** START SOURCE EXTRACT **

PWN Consulting

I would like to discuss the issue of creating stable code in this article. Because this is a huge topic, enough to fill an entire book on its own, I will keep to the core ideas and keep the article brief.

There are two main paradigms in the pursuit of creating stable software. The one is based on creating a complex, unified system which is designed to have no memory leaks, no bugs, must run forever and have a high capacity. The other is based on the model where processes are small, highly focussed on doing only one task and doing it extremely fast and effective, memory leaks does not really matter and they do not run forever. They get started and die as they are needed. Hence the motivation that memory leaks and some type of bugs are not critical. Microsoft SQL Server is an example of the former, and Unix's Apache Web Server is an example of the latter.

I am going to discuss some guidelines on writing stable software using the first mentioned paradigm, as this paradigm is wide in use and is the most difficult to implement correctly.

The first issue I want to discuss is that of exceptions and errors. But maybe a definition of those terms is now in order. An error refers to the origin of a problem found in the execution of a process which forces unexpected program flow, and an exception refers to a the encapsulation of an error into a manageable exception object that can be thrown by the code that incurred the error, and be caught in a higher level which can deal with the problem. As an example, an error could be a division by zero operation, then the system (or the software itself) will throw an exception for this error so that it can be handled properly. The higher level exception handler might then report the error to the user, or do whatever is applicable.

** END SOURCE EXTRACT **
** START RECORDS PROVIDED **

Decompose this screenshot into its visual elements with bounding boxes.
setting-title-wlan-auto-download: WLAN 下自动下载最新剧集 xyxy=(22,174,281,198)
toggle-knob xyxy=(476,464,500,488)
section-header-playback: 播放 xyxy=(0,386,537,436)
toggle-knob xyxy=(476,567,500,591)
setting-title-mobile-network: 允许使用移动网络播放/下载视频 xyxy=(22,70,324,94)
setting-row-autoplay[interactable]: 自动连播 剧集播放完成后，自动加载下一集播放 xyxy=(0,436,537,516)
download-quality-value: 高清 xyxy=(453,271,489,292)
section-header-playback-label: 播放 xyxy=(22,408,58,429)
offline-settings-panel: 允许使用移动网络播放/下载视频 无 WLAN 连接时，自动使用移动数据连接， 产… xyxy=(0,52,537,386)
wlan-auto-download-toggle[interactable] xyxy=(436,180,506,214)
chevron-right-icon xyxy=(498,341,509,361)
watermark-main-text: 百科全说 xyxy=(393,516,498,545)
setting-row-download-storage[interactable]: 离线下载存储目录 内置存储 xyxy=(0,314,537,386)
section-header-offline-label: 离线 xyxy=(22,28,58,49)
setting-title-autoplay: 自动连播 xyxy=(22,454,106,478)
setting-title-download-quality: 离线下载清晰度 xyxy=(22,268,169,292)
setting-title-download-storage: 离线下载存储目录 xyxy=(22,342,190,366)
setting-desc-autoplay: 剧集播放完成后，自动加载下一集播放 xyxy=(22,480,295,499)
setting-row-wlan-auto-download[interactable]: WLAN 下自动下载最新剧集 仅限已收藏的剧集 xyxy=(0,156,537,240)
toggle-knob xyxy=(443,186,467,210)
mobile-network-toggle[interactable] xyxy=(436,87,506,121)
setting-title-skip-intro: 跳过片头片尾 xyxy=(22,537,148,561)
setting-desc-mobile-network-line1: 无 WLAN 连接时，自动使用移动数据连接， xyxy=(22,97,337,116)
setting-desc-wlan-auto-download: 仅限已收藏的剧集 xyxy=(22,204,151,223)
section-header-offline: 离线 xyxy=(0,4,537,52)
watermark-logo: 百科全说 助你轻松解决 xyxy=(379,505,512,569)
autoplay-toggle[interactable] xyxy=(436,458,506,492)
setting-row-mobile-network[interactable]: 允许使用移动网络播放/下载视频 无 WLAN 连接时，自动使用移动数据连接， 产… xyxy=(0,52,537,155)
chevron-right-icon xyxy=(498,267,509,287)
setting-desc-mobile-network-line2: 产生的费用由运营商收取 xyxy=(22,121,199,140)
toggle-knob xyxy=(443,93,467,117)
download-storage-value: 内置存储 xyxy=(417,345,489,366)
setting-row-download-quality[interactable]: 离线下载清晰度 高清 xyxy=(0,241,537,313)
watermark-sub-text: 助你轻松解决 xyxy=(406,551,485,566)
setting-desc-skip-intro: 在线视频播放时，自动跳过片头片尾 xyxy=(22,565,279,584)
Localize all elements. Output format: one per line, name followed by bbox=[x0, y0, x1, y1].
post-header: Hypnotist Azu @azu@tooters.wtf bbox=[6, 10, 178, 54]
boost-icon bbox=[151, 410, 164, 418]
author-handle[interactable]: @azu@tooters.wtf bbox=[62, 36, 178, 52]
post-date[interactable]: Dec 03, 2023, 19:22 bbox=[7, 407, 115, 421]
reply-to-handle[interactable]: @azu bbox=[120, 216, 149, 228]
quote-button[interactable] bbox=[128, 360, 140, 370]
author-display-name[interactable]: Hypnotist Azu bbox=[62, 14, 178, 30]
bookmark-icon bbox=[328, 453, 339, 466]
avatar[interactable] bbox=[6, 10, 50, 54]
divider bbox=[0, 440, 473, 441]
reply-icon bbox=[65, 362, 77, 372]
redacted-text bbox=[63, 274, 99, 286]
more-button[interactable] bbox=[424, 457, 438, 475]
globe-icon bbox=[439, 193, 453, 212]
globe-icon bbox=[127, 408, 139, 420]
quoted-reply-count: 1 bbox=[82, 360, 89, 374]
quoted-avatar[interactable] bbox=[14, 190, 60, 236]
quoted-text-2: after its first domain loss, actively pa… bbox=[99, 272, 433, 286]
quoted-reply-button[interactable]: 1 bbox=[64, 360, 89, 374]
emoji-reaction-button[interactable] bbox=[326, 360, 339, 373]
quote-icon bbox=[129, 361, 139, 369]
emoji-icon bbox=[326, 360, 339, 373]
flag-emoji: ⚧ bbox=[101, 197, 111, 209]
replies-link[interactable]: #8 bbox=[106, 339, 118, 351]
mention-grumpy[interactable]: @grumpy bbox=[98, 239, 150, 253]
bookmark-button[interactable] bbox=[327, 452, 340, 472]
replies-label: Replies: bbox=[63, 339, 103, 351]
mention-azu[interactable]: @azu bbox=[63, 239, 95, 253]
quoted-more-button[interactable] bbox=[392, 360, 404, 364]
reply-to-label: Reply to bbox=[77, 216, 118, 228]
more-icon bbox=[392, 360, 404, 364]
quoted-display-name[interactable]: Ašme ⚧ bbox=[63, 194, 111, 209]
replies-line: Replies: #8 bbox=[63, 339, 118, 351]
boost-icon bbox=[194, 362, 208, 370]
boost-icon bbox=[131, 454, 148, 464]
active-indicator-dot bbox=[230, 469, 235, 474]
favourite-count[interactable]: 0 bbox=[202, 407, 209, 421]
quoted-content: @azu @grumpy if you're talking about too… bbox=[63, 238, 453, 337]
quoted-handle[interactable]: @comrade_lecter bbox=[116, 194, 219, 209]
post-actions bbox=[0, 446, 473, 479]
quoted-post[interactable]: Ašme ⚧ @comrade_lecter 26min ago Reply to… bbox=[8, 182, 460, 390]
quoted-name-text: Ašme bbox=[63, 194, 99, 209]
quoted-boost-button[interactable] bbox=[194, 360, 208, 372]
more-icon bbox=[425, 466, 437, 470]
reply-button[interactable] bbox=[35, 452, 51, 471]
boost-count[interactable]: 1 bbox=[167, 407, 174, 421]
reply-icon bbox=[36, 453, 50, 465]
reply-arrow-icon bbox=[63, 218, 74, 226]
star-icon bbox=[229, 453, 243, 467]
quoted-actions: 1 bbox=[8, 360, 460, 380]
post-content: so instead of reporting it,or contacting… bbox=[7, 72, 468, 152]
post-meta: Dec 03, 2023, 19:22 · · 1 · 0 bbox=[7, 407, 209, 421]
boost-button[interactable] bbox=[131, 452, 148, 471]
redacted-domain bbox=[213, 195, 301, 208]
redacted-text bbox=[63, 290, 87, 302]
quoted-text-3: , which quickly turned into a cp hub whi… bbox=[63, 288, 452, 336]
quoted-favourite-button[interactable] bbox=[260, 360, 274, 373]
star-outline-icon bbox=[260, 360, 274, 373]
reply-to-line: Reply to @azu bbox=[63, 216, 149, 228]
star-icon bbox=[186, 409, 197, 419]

** END RECORDS PROVIDED **

• [EXERCISE TASKS]
**1.** According to the article on writing stable code, which software is an example of the paradigm built on small, short-lived processes?
**2.** Write the next part of the article on writing stable code, picking up after its last sentence.

• [OUTPUTS IN ORDER]
**1.** Unix's Apache Web Server.

**2.**
Sometimes it is useful to keep a list of objects in memory. An example can be a list of connection objects of TCP/IP connections to a server. When data is received, a function can enumerate through this list and find the correct connection object by matching the socket address, for example. It will then do whatever it needs to do on this connection object. In large systems, it is better to use a methodology called reference counting instead of classical create/destroy methods. It is the same principle on which COM objects work in the Windows environment. For a discussion on a custom written object that is a descendant of TObject (Delphi/Kylix) and is based on reference counting, see Rudolph van Graan's web site. This object, called TLockableObject, exposes the same functionality and behavior as the TObject class, but adds reference counting to it.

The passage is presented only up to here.